■ Objective
Reproduce every entry below precisely; do not include the pictures.

■ Provided entries
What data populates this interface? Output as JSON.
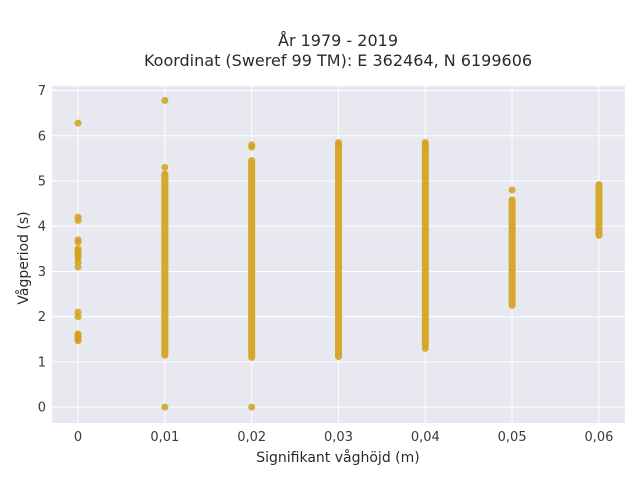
{
  "chart_data": {
    "type": "scatter",
    "title": "År 1979 - 2019",
    "subtitle": "Koordinat (Sweref 99 TM): E 362464, N 6199606",
    "xlabel": "Signifikant våghöjd (m)",
    "ylabel": "Vågperiod (s)",
    "xlim": [
      -0.003,
      0.063
    ],
    "ylim": [
      -0.35,
      7.1
    ],
    "x_ticks": [
      0,
      0.01,
      0.02,
      0.03,
      0.04,
      0.05,
      0.06
    ],
    "x_tick_labels": [
      "0",
      "0,01",
      "0,02",
      "0,03",
      "0,04",
      "0,05",
      "0,06"
    ],
    "y_ticks": [
      0,
      1,
      2,
      3,
      4,
      5,
      6,
      7
    ],
    "y_tick_labels": [
      "0",
      "1",
      "2",
      "3",
      "4",
      "5",
      "6",
      "7"
    ],
    "grid": true,
    "marker_color": "#D4A017",
    "plot_background": "#E8E8F0",
    "columns": [
      {
        "x": 0,
        "points": [
          6.28,
          4.2,
          4.13,
          3.7,
          3.65,
          3.5,
          3.45,
          3.4,
          3.35,
          3.3,
          3.2,
          3.1,
          2.1,
          2.0,
          1.62,
          1.58,
          1.55,
          1.5,
          1.47
        ],
        "ranges": []
      },
      {
        "x": 0.01,
        "points": [
          6.78,
          5.3,
          0.0
        ],
        "ranges": [
          [
            1.15,
            5.15
          ]
        ]
      },
      {
        "x": 0.02,
        "points": [
          5.8,
          5.75,
          0.0
        ],
        "ranges": [
          [
            1.1,
            5.45
          ]
        ]
      },
      {
        "x": 0.03,
        "points": [
          5.85
        ],
        "ranges": [
          [
            1.12,
            5.8
          ]
        ]
      },
      {
        "x": 0.04,
        "points": [
          5.85,
          1.3
        ],
        "ranges": [
          [
            1.38,
            5.8
          ]
        ]
      },
      {
        "x": 0.05,
        "points": [
          4.8
        ],
        "ranges": [
          [
            2.25,
            4.58
          ]
        ]
      },
      {
        "x": 0.06,
        "points": [],
        "ranges": [
          [
            3.8,
            4.92
          ]
        ]
      }
    ]
  }
}
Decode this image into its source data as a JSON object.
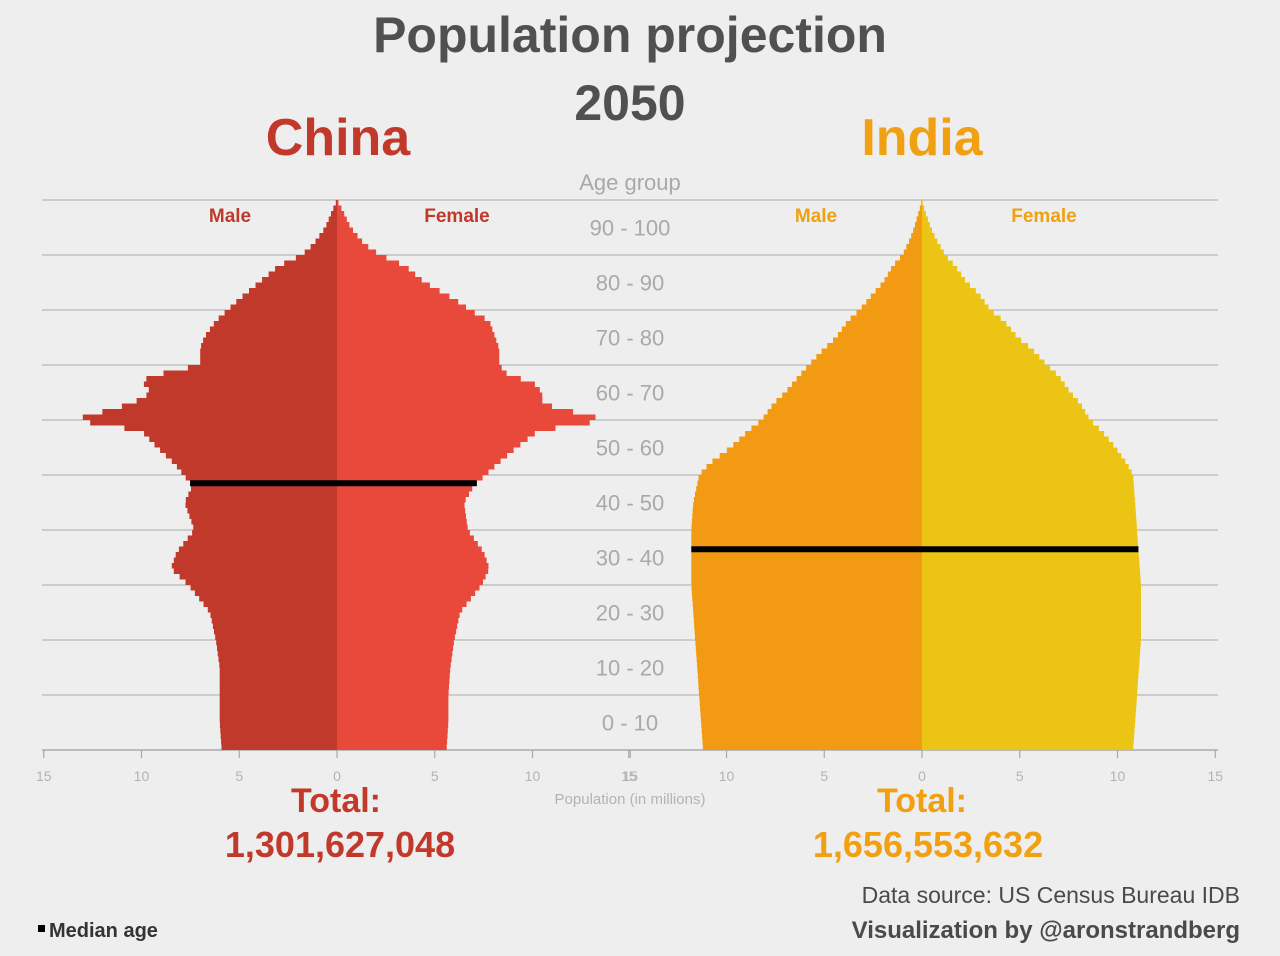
{
  "title_line1": "Population projection",
  "title_line2": "2050",
  "age_axis_title": "Age group",
  "x_axis_title": "Population (in millions)",
  "source": "Data source: US Census Bureau IDB",
  "credit": "Visualization by @aronstrandberg",
  "legend_label": "Median age",
  "colors": {
    "china_male": "#c0392b",
    "china_female": "#e8493b",
    "india_male": "#f29b12",
    "india_female": "#ecc414",
    "china_text": "#c0392b",
    "china_total_text": "#c0392b",
    "india_text": "#f0a010",
    "india_total_text": "#f0a010",
    "median_line": "#000000",
    "gridline": "#b9b9b9"
  },
  "chart_data": [
    {
      "type": "population-pyramid",
      "country": "China",
      "male_label": "Male",
      "female_label": "Female",
      "total_label": "Total:",
      "total_value": "1,301,627,048",
      "median_age": 48.5,
      "age_groups": [
        "0 - 10",
        "10 - 20",
        "20 - 30",
        "30 - 40",
        "40 - 50",
        "50 - 60",
        "60 - 70",
        "70 - 80",
        "80 - 90",
        "90 - 100"
      ],
      "xlim": [
        -15,
        15
      ],
      "xticks": [
        15,
        10,
        5,
        0,
        5,
        10,
        15
      ],
      "profile": {
        "age": [
          0,
          5,
          10,
          15,
          20,
          25,
          30,
          33,
          36,
          40,
          45,
          48,
          52,
          55,
          58,
          60,
          62,
          63,
          65,
          67,
          68,
          70,
          73,
          75,
          78,
          80,
          82,
          85,
          88,
          90,
          92,
          95,
          98,
          100
        ],
        "male": [
          5.9,
          6.0,
          6.0,
          6.0,
          6.2,
          6.5,
          7.6,
          8.5,
          8.2,
          7.3,
          7.8,
          7.4,
          8.3,
          9.2,
          10.0,
          13.5,
          11.5,
          10.5,
          9.5,
          10.0,
          9.5,
          7.0,
          7.0,
          6.8,
          6.2,
          5.6,
          5.0,
          4.0,
          3.0,
          1.8,
          1.2,
          0.6,
          0.25,
          0.0
        ],
        "female": [
          5.6,
          5.7,
          5.7,
          5.8,
          6.0,
          6.3,
          7.4,
          7.8,
          7.5,
          6.7,
          6.5,
          7.0,
          8.2,
          9.2,
          10.3,
          13.8,
          11.5,
          10.5,
          10.5,
          10.0,
          8.8,
          8.3,
          8.3,
          8.1,
          7.8,
          6.8,
          6.0,
          4.5,
          3.5,
          2.2,
          1.4,
          0.7,
          0.3,
          0.0
        ]
      }
    },
    {
      "type": "population-pyramid",
      "country": "India",
      "male_label": "Male",
      "female_label": "Female",
      "total_label": "Total:",
      "total_value": "1,656,553,632",
      "median_age": 36.5,
      "age_groups": [
        "0 - 10",
        "10 - 20",
        "20 - 30",
        "30 - 40",
        "40 - 50",
        "50 - 60",
        "60 - 70",
        "70 - 80",
        "80 - 90",
        "90 - 100"
      ],
      "xlim": [
        -15,
        15
      ],
      "xticks": [
        15,
        10,
        5,
        0,
        5,
        10,
        15
      ],
      "profile": {
        "age": [
          0,
          5,
          10,
          15,
          20,
          25,
          30,
          35,
          40,
          45,
          50,
          52,
          55,
          58,
          60,
          63,
          65,
          68,
          70,
          73,
          75,
          78,
          80,
          83,
          85,
          88,
          90,
          93,
          95,
          98,
          100
        ],
        "male": [
          11.2,
          11.3,
          11.4,
          11.5,
          11.6,
          11.7,
          11.8,
          11.8,
          11.8,
          11.7,
          11.4,
          10.9,
          9.8,
          8.9,
          8.2,
          7.6,
          7.0,
          6.3,
          5.8,
          5.0,
          4.4,
          3.8,
          3.2,
          2.5,
          2.0,
          1.5,
          1.0,
          0.6,
          0.4,
          0.15,
          0.0
        ],
        "female": [
          10.8,
          10.9,
          11.0,
          11.1,
          11.2,
          11.2,
          11.2,
          11.1,
          11.0,
          10.9,
          10.8,
          10.5,
          9.9,
          9.2,
          8.6,
          8.1,
          7.6,
          7.0,
          6.4,
          5.6,
          4.9,
          4.2,
          3.5,
          2.9,
          2.3,
          1.7,
          1.2,
          0.7,
          0.45,
          0.15,
          0.0
        ]
      }
    }
  ]
}
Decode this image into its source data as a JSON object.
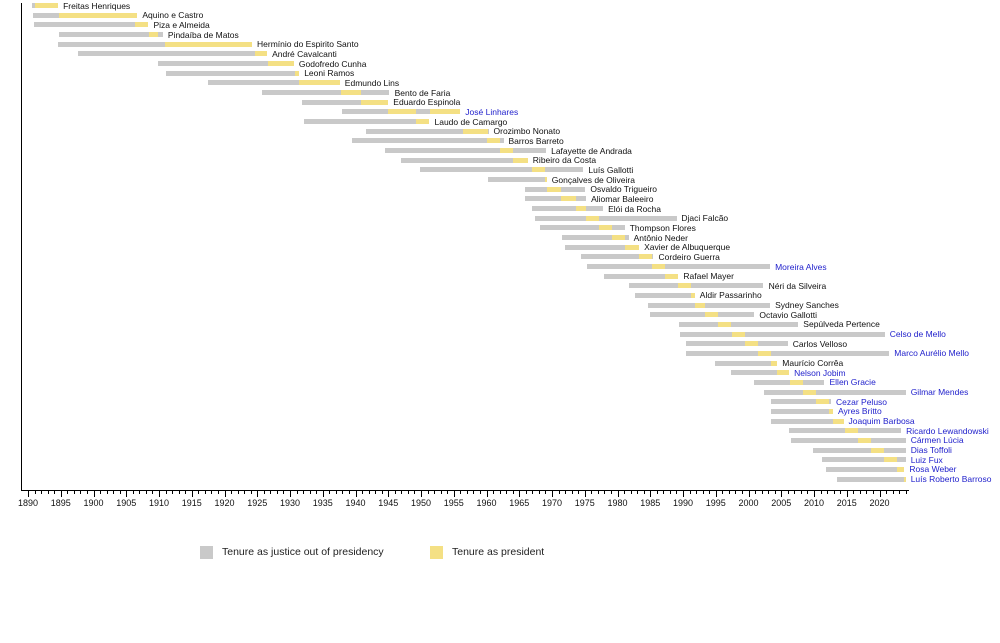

■ Finished task
What data populates this interface? Output as JSON.
{
  "chart_data": {
    "type": "scatter",
    "title": "År 1979 - 2019",
    "subtitle": "Koordinat (Sweref 99 TM): E 362464, N 6199606",
    "xlabel": "Signifikant våghöjd (m)",
    "ylabel": "Vågperiod (s)",
    "xlim": [
      -0.003,
      0.063
    ],
    "ylim": [
      -0.35,
      7.1
    ],
    "x_ticks": [
      0,
      0.01,
      0.02,
      0.03,
      0.04,
      0.05,
      0.06
    ],
    "x_tick_labels": [
      "0",
      "0,01",
      "0,02",
      "0,03",
      "0,04",
      "0,05",
      "0,06"
    ],
    "y_ticks": [
      0,
      1,
      2,
      3,
      4,
      5,
      6,
      7
    ],
    "y_tick_labels": [
      "0",
      "1",
      "2",
      "3",
      "4",
      "5",
      "6",
      "7"
    ],
    "grid": true,
    "marker_color": "#D4A017",
    "plot_background": "#E8E8F0",
    "columns": [
      {
        "x": 0,
        "points": [
          6.28,
          4.2,
          4.13,
          3.7,
          3.65,
          3.5,
          3.45,
          3.4,
          3.35,
          3.3,
          3.2,
          3.1,
          2.1,
          2.0,
          1.62,
          1.58,
          1.55,
          1.5,
          1.47
        ],
        "ranges": []
      },
      {
        "x": 0.01,
        "points": [
          6.78,
          5.3,
          0.0
        ],
        "ranges": [
          [
            1.15,
            5.15
          ]
        ]
      },
      {
        "x": 0.02,
        "points": [
          5.8,
          5.75,
          0.0
        ],
        "ranges": [
          [
            1.1,
            5.45
          ]
        ]
      },
      {
        "x": 0.03,
        "points": [
          5.85
        ],
        "ranges": [
          [
            1.12,
            5.8
          ]
        ]
      },
      {
        "x": 0.04,
        "points": [
          5.85,
          1.3
        ],
        "ranges": [
          [
            1.38,
            5.8
          ]
        ]
      },
      {
        "x": 0.05,
        "points": [
          4.8
        ],
        "ranges": [
          [
            2.25,
            4.58
          ]
        ]
      },
      {
        "x": 0.06,
        "points": [],
        "ranges": [
          [
            3.8,
            4.92
          ]
        ]
      }
    ]
  }
}
Decode this image into its source data as a JSON object.
{
  "title_line1": "Population projection",
  "title_line2": "2050",
  "age_axis_title": "Age group",
  "x_axis_title": "Population (in millions)",
  "source": "Data source: US Census Bureau IDB",
  "credit": "Visualization by @aronstrandberg",
  "legend_label": "Median age",
  "colors": {
    "china_male": "#c0392b",
    "china_female": "#e8493b",
    "india_male": "#f29b12",
    "india_female": "#ecc414",
    "china_text": "#c0392b",
    "china_total_text": "#c0392b",
    "india_text": "#f0a010",
    "india_total_text": "#f0a010",
    "median_line": "#000000",
    "gridline": "#b9b9b9"
  },
  "chart_data": [
    {
      "type": "population-pyramid",
      "country": "China",
      "male_label": "Male",
      "female_label": "Female",
      "total_label": "Total:",
      "total_value": "1,301,627,048",
      "median_age": 48.5,
      "age_groups": [
        "0 - 10",
        "10 - 20",
        "20 - 30",
        "30 - 40",
        "40 - 50",
        "50 - 60",
        "60 - 70",
        "70 - 80",
        "80 - 90",
        "90 - 100"
      ],
      "xlim": [
        -15,
        15
      ],
      "xticks": [
        15,
        10,
        5,
        0,
        5,
        10,
        15
      ],
      "profile": {
        "age": [
          0,
          5,
          10,
          15,
          20,
          25,
          30,
          33,
          36,
          40,
          45,
          48,
          52,
          55,
          58,
          60,
          62,
          63,
          65,
          67,
          68,
          70,
          73,
          75,
          78,
          80,
          82,
          85,
          88,
          90,
          92,
          95,
          98,
          100
        ],
        "male": [
          5.9,
          6.0,
          6.0,
          6.0,
          6.2,
          6.5,
          7.6,
          8.5,
          8.2,
          7.3,
          7.8,
          7.4,
          8.3,
          9.2,
          10.0,
          13.5,
          11.5,
          10.5,
          9.5,
          10.0,
          9.5,
          7.0,
          7.0,
          6.8,
          6.2,
          5.6,
          5.0,
          4.0,
          3.0,
          1.8,
          1.2,
          0.6,
          0.25,
          0.0
        ],
        "female": [
          5.6,
          5.7,
          5.7,
          5.8,
          6.0,
          6.3,
          7.4,
          7.8,
          7.5,
          6.7,
          6.5,
          7.0,
          8.2,
          9.2,
          10.3,
          13.8,
          11.5,
          10.5,
          10.5,
          10.0,
          8.8,
          8.3,
          8.3,
          8.1,
          7.8,
          6.8,
          6.0,
          4.5,
          3.5,
          2.2,
          1.4,
          0.7,
          0.3,
          0.0
        ]
      }
    },
    {
      "type": "population-pyramid",
      "country": "India",
      "male_label": "Male",
      "female_label": "Female",
      "total_label": "Total:",
      "total_value": "1,656,553,632",
      "median_age": 36.5,
      "age_groups": [
        "0 - 10",
        "10 - 20",
        "20 - 30",
        "30 - 40",
        "40 - 50",
        "50 - 60",
        "60 - 70",
        "70 - 80",
        "80 - 90",
        "90 - 100"
      ],
      "xlim": [
        -15,
        15
      ],
      "xticks": [
        15,
        10,
        5,
        0,
        5,
        10,
        15
      ],
      "profile": {
        "age": [
          0,
          5,
          10,
          15,
          20,
          25,
          30,
          35,
          40,
          45,
          50,
          52,
          55,
          58,
          60,
          63,
          65,
          68,
          70,
          73,
          75,
          78,
          80,
          83,
          85,
          88,
          90,
          93,
          95,
          98,
          100
        ],
        "male": [
          11.2,
          11.3,
          11.4,
          11.5,
          11.6,
          11.7,
          11.8,
          11.8,
          11.8,
          11.7,
          11.4,
          10.9,
          9.8,
          8.9,
          8.2,
          7.6,
          7.0,
          6.3,
          5.8,
          5.0,
          4.4,
          3.8,
          3.2,
          2.5,
          2.0,
          1.5,
          1.0,
          0.6,
          0.4,
          0.15,
          0.0
        ],
        "female": [
          10.8,
          10.9,
          11.0,
          11.1,
          11.2,
          11.2,
          11.2,
          11.1,
          11.0,
          10.9,
          10.8,
          10.5,
          9.9,
          9.2,
          8.6,
          8.1,
          7.6,
          7.0,
          6.4,
          5.6,
          4.9,
          4.2,
          3.5,
          2.9,
          2.3,
          1.7,
          1.2,
          0.7,
          0.45,
          0.15,
          0.0
        ]
      }
    }
  ]
}
Decode this image into its source data as a JSON object.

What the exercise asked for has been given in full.